§ **SOURCE RECORDS**:
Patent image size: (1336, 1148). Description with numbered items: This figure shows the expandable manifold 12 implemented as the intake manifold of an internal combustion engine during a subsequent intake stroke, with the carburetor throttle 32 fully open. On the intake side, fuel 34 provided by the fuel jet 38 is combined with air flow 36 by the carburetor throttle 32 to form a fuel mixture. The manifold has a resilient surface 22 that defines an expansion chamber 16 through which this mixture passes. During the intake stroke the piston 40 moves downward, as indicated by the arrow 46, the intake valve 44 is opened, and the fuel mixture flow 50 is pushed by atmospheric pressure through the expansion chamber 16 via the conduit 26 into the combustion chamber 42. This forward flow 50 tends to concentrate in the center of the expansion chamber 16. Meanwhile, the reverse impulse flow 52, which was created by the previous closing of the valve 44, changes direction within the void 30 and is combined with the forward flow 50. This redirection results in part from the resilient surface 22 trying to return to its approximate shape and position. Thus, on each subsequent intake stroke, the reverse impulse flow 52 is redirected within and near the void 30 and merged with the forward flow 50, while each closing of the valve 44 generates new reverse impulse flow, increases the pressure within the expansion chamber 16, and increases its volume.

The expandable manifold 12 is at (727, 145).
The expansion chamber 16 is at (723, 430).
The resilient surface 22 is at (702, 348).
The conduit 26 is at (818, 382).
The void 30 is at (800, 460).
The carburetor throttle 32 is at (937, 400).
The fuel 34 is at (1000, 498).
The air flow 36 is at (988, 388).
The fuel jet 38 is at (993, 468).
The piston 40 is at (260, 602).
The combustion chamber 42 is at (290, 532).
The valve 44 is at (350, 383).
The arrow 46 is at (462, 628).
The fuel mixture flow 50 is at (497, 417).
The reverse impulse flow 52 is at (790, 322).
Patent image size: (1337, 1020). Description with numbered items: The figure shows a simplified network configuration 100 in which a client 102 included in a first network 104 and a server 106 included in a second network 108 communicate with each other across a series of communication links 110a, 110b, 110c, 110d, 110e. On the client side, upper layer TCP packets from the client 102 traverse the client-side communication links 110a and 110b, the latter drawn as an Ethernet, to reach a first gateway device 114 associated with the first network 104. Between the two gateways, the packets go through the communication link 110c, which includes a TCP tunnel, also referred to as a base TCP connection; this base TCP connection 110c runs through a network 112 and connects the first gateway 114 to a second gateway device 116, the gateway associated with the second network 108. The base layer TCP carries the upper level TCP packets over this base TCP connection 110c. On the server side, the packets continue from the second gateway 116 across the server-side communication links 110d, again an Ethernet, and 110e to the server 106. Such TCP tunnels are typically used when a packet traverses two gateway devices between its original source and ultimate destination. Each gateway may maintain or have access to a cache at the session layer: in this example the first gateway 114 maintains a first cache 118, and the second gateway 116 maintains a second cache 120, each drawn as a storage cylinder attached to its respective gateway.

§ **CHALLENGE**: Rewrite the items above from their start through the line containing "The arrow 46 is at (462, 628).", replacing "subsequent" with "following" and leaving everything else unchanged.

§ **ANSWER TO THIS EXERCISE**:
Patent image size: (1336, 1148). Description with numbered items: This figure shows the expandable manifold 12 implemented as the intake manifold of an internal combustion engine during a following intake stroke, with the carburetor throttle 32 fully open. On the intake side, fuel 34 provided by the fuel jet 38 is combined with air flow 36 by the carburetor throttle 32 to form a fuel mixture. The manifold has a resilient surface 22 that defines an expansion chamber 16 through which this mixture passes. During the intake stroke the piston 40 moves downward, as indicated by the arrow 46, the intake valve 44 is opened, and the fuel mixture flow 50 is pushed by atmospheric pressure through the expansion chamber 16 via the conduit 26 into the combustion chamber 42. This forward flow 50 tends to concentrate in the center of the expansion chamber 16. Meanwhile, the reverse impulse flow 52, which was created by the previous closing of the valve 44, changes direction within the void 30 and is combined with the forward flow 50. This redirection results in part from the resilient surface 22 trying to return to its approximate shape and position. Thus, on each following intake stroke, the reverse impulse flow 52 is redirected within and near the void 30 and merged with the forward flow 50, while each closing of the valve 44 generates new reverse impulse flow, increases the pressure within the expansion chamber 16, and increases its volume.

The expandable manifold 12 is at (727, 145).
The expansion chamber 16 is at (723, 430).
The resilient surface 22 is at (702, 348).
The conduit 26 is at (818, 382).
The void 30 is at (800, 460).
The carburetor throttle 32 is at (937, 400).
The fuel 34 is at (1000, 498).
The air flow 36 is at (988, 388).
The fuel jet 38 is at (993, 468).
The piston 40 is at (260, 602).
The combustion chamber 42 is at (290, 532).
The valve 44 is at (350, 383).
The arrow 46 is at (462, 628).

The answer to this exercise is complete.